Reproduce all records exactly.

══════════════════════════════

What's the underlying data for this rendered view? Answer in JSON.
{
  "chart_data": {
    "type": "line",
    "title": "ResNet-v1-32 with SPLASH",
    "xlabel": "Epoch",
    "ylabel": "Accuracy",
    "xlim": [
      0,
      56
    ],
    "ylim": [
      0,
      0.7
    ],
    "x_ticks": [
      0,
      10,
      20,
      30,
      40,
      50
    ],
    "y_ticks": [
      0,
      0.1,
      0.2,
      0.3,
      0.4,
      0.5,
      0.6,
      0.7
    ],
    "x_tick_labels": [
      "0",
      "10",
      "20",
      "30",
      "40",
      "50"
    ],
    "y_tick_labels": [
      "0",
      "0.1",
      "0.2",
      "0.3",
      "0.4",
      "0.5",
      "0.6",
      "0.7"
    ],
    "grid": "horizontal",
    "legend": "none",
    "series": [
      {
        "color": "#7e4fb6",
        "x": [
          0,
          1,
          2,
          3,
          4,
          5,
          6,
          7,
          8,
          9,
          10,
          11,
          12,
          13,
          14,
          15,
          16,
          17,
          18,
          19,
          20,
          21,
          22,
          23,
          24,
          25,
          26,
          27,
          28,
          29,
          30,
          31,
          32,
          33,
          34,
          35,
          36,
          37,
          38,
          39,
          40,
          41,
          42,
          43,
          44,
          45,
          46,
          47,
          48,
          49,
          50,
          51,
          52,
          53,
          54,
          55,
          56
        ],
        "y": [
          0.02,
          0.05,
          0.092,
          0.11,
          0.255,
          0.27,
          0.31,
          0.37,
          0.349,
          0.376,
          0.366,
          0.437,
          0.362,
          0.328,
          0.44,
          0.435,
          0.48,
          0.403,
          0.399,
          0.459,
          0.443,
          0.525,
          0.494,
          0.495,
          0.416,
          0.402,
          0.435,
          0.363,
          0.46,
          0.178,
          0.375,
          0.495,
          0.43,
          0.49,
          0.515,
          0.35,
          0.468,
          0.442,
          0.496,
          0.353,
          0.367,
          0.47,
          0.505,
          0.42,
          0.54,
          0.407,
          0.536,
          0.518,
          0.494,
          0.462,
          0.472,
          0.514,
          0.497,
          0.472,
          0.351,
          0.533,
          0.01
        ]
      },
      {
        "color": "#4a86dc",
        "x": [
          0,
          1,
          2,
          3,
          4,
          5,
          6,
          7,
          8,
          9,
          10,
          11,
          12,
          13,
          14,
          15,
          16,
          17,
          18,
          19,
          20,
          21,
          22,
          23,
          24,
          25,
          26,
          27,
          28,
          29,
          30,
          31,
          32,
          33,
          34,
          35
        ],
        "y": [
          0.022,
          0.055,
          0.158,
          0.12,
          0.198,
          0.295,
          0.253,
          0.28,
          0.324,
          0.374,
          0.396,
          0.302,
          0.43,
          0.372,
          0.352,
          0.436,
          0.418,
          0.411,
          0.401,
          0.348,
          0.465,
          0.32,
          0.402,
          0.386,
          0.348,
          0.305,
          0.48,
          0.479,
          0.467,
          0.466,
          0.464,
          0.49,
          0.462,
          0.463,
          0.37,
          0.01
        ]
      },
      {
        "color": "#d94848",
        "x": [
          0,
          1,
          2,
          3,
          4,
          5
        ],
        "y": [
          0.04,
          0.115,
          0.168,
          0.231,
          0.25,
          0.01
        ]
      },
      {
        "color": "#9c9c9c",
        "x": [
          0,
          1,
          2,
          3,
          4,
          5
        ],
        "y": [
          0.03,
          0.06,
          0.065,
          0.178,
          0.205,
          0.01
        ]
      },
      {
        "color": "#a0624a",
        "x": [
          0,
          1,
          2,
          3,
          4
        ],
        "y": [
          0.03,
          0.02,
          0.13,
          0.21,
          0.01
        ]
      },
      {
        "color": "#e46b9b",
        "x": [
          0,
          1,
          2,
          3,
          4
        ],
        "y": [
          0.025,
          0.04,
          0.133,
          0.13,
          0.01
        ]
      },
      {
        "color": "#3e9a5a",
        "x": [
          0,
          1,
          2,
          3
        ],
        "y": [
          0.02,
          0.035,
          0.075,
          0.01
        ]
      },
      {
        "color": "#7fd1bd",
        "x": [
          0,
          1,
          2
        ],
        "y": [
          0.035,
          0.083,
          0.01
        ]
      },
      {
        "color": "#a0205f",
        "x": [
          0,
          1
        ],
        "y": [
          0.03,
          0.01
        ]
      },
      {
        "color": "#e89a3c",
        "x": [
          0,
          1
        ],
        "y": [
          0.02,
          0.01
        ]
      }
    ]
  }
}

══════════════════════════════

- _Solved problem_:
What's the underlying data for this rendered view? Answer in JSON.
{
  "chart_data": {
    "type": "line",
    "title": "ResNet-v1-32 with SPLASH",
    "xlabel": "Epoch",
    "ylabel": "Accuracy",
    "xlim": [
      0,
      56
    ],
    "ylim": [
      0,
      0.7
    ],
    "x_ticks": [
      0,
      10,
      20,
      30,
      40,
      50
    ],
    "y_ticks": [
      0,
      0.1,
      0.2,
      0.3,
      0.4,
      0.5,
      0.6,
      0.7
    ],
    "x_tick_labels": [
      "0",
      "10",
      "20",
      "30",
      "40",
      "50"
    ],
    "y_tick_labels": [
      "0",
      "0.1",
      "0.2",
      "0.3",
      "0.4",
      "0.5",
      "0.6",
      "0.7"
    ],
    "grid": "horizontal",
    "legend": "none",
    "series": [
      {
        "color": "#7e4fb6",
        "x": [
          0,
          1,
          2,
          3,
          4,
          5,
          6,
          7,
          8,
          9,
          10,
          11,
          12,
          13,
          14,
          15,
          16,
          17,
          18,
          19,
          20,
          21,
          22,
          23,
          24,
          25,
          26,
          27,
          28,
          29,
          30,
          31,
          32,
          33,
          34,
          35,
          36,
          37,
          38,
          39,
          40,
          41,
          42,
          43,
          44,
          45,
          46,
          47,
          48,
          49,
          50,
          51,
          52,
          53,
          54,
          55,
          56
        ],
        "y": [
          0.02,
          0.05,
          0.092,
          0.11,
          0.255,
          0.27,
          0.31,
          0.37,
          0.349,
          0.376,
          0.366,
          0.437,
          0.362,
          0.328,
          0.44,
          0.435,
          0.48,
          0.403,
          0.399,
          0.459,
          0.443,
          0.525,
          0.494,
          0.495,
          0.416,
          0.402,
          0.435,
          0.363,
          0.46,
          0.178,
          0.375,
          0.495,
          0.43,
          0.49,
          0.515,
          0.35,
          0.468,
          0.442,
          0.496,
          0.353,
          0.367,
          0.47,
          0.505,
          0.42,
          0.54,
          0.407,
          0.536,
          0.518,
          0.494,
          0.462,
          0.472,
          0.514,
          0.497,
          0.472,
          0.351,
          0.533,
          0.01
        ]
      },
      {
        "color": "#4a86dc",
        "x": [
          0,
          1,
          2,
          3,
          4,
          5,
          6,
          7,
          8,
          9,
          10,
          11,
          12,
          13,
          14,
          15,
          16,
          17,
          18,
          19,
          20,
          21,
          22,
          23,
          24,
          25,
          26,
          27,
          28,
          29,
          30,
          31,
          32,
          33,
          34,
          35
        ],
        "y": [
          0.022,
          0.055,
          0.158,
          0.12,
          0.198,
          0.295,
          0.253,
          0.28,
          0.324,
          0.374,
          0.396,
          0.302,
          0.43,
          0.372,
          0.352,
          0.436,
          0.418,
          0.411,
          0.401,
          0.348,
          0.465,
          0.32,
          0.402,
          0.386,
          0.348,
          0.305,
          0.48,
          0.479,
          0.467,
          0.466,
          0.464,
          0.49,
          0.462,
          0.463,
          0.37,
          0.01
        ]
      },
      {
        "color": "#d94848",
        "x": [
          0,
          1,
          2,
          3,
          4,
          5
        ],
        "y": [
          0.04,
          0.115,
          0.168,
          0.231,
          0.25,
          0.01
        ]
      },
      {
        "color": "#9c9c9c",
        "x": [
          0,
          1,
          2,
          3,
          4,
          5
        ],
        "y": [
          0.03,
          0.06,
          0.065,
          0.178,
          0.205,
          0.01
        ]
      },
      {
        "color": "#a0624a",
        "x": [
          0,
          1,
          2,
          3,
          4
        ],
        "y": [
          0.03,
          0.02,
          0.13,
          0.21,
          0.01
        ]
      },
      {
        "color": "#e46b9b",
        "x": [
          0,
          1,
          2,
          3,
          4
        ],
        "y": [
          0.025,
          0.04,
          0.133,
          0.13,
          0.01
        ]
      },
      {
        "color": "#3e9a5a",
        "x": [
          0,
          1,
          2,
          3
        ],
        "y": [
          0.02,
          0.035,
          0.075,
          0.01
        ]
      },
      {
        "color": "#7fd1bd",
        "x": [
          0,
          1,
          2
        ],
        "y": [
          0.035,
          0.083,
          0.01
        ]
      },
      {
        "color": "#a0205f",
        "x": [
          0,
          1
        ],
        "y": [
          0.03,
          0.01
        ]
      },
      {
        "color": "#e89a3c",
        "x": [
          0,
          1
        ],
        "y": [
          0.02,
          0.01
        ]
      }
    ]
  }
}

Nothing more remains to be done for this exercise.